In the season summary, give the part from "The 2024–25 Latvian" up to and including "the finals series." again, swapping every "playoffs" for "knockout stage".

··· PASSAGE GIVEN ···

- League: Latvian Hockey Higher League
- Sport: Ice hockey
- Duration: 7 September 2024 – April 2025
- Number of teams: 7
- TV partner(s): TV4, Sportacentrs.com, Sport1, hockey.lt

Regular season
- Winners: Mogo/RSU

Playoffs

Finals
- Champions: Mogo/RSU
- Runners-up: Zemgale/LBTU
- Finals MVP: Nils Mauriņš (Mogo/RSU)

Latvian Hockey League seasons
- ← 2023–242025–26 →

= 2024–25 Latvian Hockey League season =

Latvian Hockey League season

The 2024–25 Latvian Hockey League season was the 34th season of the Latvian Hockey League, the top level of ice hockey in Latvia. This season was contested by seven teams – four from Latvia, two from Lithuania, and one from Estonia. The regular season started on 7 September 2024 and ended on 15 March 2025. The playoffs started on 18 March and ended on 11 April.

The playoffs format was changed for this season with top four teams in the regular advancing to the postseason.

Mogo/RSU were the defending champions, and successfully defended their title after a 4–1 series win in the finals against Zemgale/LBTU, while Nils Mauriņš of Mogo/RSU was named the most valuable player (MVP) of the finals series.

··· GIVEN MATERIAL ···

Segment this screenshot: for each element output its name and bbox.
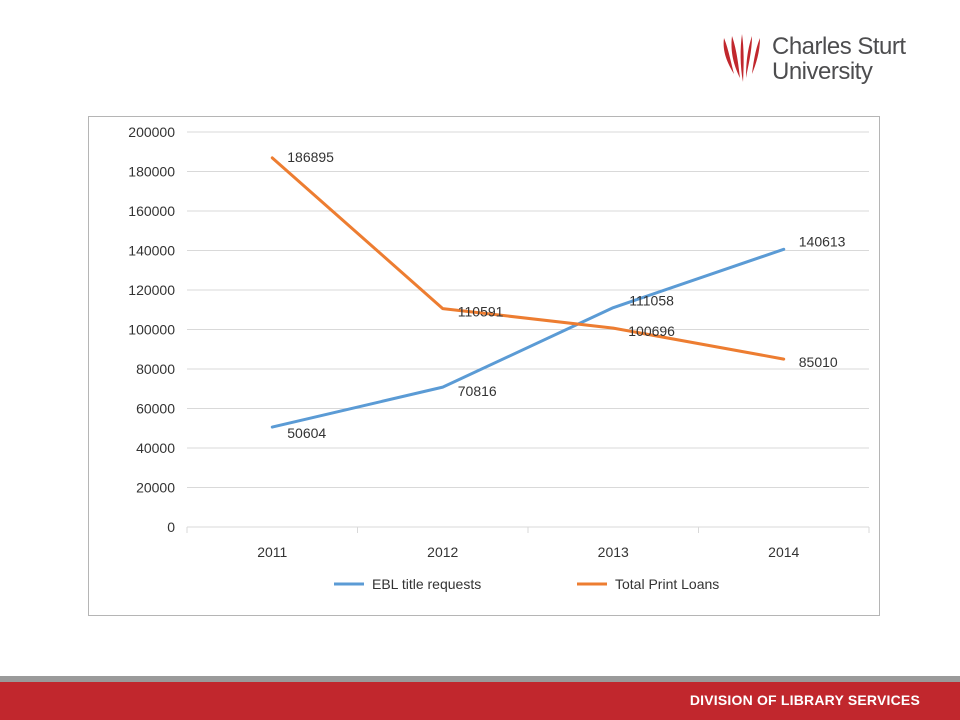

···

> [ANSWER TO THIS TASK]
The 2024–25 Latvian Hockey League season was the 34th season of the Latvian Hockey League, the top level of ice hockey in Latvia. This season was contested by seven teams – four from Latvia, two from Lithuania, and one from Estonia. The regular season started on 7 September 2024 and ended on 15 March 2025. The knockout stage started on 18 March and ended on 11 April.

The knockout stage format was changed for this season with top four teams in the regular advancing to the postseason.

Mogo/RSU were the defending champions, and successfully defended their title after a 4–1 series win in the finals against Zemgale/LBTU, while Nils Mauriņš of Mogo/RSU was named the most valuable player (MVP) of the finals series.